Exercise
Retype each entry below, keeping every character the same.

Data rows
........
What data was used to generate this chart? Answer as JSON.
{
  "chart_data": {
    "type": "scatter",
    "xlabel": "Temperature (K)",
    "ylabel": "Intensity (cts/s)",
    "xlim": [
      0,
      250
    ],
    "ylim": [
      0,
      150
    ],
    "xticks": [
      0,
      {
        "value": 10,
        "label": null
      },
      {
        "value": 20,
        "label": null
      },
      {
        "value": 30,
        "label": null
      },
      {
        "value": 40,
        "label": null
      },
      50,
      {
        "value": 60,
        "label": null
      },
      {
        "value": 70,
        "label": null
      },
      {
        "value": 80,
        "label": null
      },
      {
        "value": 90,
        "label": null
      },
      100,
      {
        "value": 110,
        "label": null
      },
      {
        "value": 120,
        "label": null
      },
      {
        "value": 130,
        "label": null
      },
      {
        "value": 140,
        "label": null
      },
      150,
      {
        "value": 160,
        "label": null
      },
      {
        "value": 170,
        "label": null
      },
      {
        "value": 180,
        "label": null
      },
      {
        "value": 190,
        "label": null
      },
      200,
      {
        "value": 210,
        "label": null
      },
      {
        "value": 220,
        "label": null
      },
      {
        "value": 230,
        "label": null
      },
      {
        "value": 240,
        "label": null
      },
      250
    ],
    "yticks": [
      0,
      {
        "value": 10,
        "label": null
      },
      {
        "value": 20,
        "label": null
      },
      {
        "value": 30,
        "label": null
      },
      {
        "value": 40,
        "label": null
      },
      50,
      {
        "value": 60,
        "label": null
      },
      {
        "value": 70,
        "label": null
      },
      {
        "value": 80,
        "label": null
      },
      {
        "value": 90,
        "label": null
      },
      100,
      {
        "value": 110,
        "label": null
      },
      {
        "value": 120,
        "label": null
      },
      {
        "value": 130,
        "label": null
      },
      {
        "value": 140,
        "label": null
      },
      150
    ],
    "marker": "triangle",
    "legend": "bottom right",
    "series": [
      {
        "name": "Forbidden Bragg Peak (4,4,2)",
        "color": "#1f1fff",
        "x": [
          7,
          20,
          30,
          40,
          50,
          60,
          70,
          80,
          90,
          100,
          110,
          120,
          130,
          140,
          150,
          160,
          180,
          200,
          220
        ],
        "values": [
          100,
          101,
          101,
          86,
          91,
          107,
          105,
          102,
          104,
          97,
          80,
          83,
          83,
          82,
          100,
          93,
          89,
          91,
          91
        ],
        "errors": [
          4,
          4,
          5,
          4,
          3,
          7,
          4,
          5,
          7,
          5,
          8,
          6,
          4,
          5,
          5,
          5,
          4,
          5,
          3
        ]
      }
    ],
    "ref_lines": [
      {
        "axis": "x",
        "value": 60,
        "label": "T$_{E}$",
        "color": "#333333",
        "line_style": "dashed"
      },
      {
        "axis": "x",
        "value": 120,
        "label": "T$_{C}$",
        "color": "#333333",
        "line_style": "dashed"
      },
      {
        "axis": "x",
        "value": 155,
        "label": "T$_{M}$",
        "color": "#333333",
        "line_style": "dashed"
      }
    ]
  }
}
........
Right answer
What data was used to generate this chart? Answer as JSON.
{
  "chart_data": {
    "type": "scatter",
    "xlabel": "Temperature (K)",
    "ylabel": "Intensity (cts/s)",
    "xlim": [
      0,
      250
    ],
    "ylim": [
      0,
      150
    ],
    "xticks": [
      0,
      {
        "value": 10,
        "label": null
      },
      {
        "value": 20,
        "label": null
      },
      {
        "value": 30,
        "label": null
      },
      {
        "value": 40,
        "label": null
      },
      50,
      {
        "value": 60,
        "label": null
      },
      {
        "value": 70,
        "label": null
      },
      {
        "value": 80,
        "label": null
      },
      {
        "value": 90,
        "label": null
      },
      100,
      {
        "value": 110,
        "label": null
      },
      {
        "value": 120,
        "label": null
      },
      {
        "value": 130,
        "label": null
      },
      {
        "value": 140,
        "label": null
      },
      150,
      {
        "value": 160,
        "label": null
      },
      {
        "value": 170,
        "label": null
      },
      {
        "value": 180,
        "label": null
      },
      {
        "value": 190,
        "label": null
      },
      200,
      {
        "value": 210,
        "label": null
      },
      {
        "value": 220,
        "label": null
      },
      {
        "value": 230,
        "label": null
      },
      {
        "value": 240,
        "label": null
      },
      250
    ],
    "yticks": [
      0,
      {
        "value": 10,
        "label": null
      },
      {
        "value": 20,
        "label": null
      },
      {
        "value": 30,
        "label": null
      },
      {
        "value": 40,
        "label": null
      },
      50,
      {
        "value": 60,
        "label": null
      },
      {
        "value": 70,
        "label": null
      },
      {
        "value": 80,
        "label": null
      },
      {
        "value": 90,
        "label": null
      },
      100,
      {
        "value": 110,
        "label": null
      },
      {
        "value": 120,
        "label": null
      },
      {
        "value": 130,
        "label": null
      },
      {
        "value": 140,
        "label": null
      },
      150
    ],
    "marker": "triangle",
    "legend": "bottom right",
    "series": [
      {
        "name": "Forbidden Bragg Peak (4,4,2)",
        "color": "#1f1fff",
        "x": [
          7,
          20,
          30,
          40,
          50,
          60,
          70,
          80,
          90,
          100,
          110,
          120,
          130,
          140,
          150,
          160,
          180,
          200,
          220
        ],
        "values": [
          100,
          101,
          101,
          86,
          91,
          107,
          105,
          102,
          104,
          97,
          80,
          83,
          83,
          82,
          100,
          93,
          89,
          91,
          91
        ],
        "errors": [
          4,
          4,
          5,
          4,
          3,
          7,
          4,
          5,
          7,
          5,
          8,
          6,
          4,
          5,
          5,
          5,
          4,
          5,
          3
        ]
      }
    ],
    "ref_lines": [
      {
        "axis": "x",
        "value": 60,
        "label": "T$_{E}$",
        "color": "#333333",
        "line_style": "dashed"
      },
      {
        "axis": "x",
        "value": 120,
        "label": "T$_{C}$",
        "color": "#333333",
        "line_style": "dashed"
      },
      {
        "axis": "x",
        "value": 155,
        "label": "T$_{M}$",
        "color": "#333333",
        "line_style": "dashed"
      }
    ]
  }
}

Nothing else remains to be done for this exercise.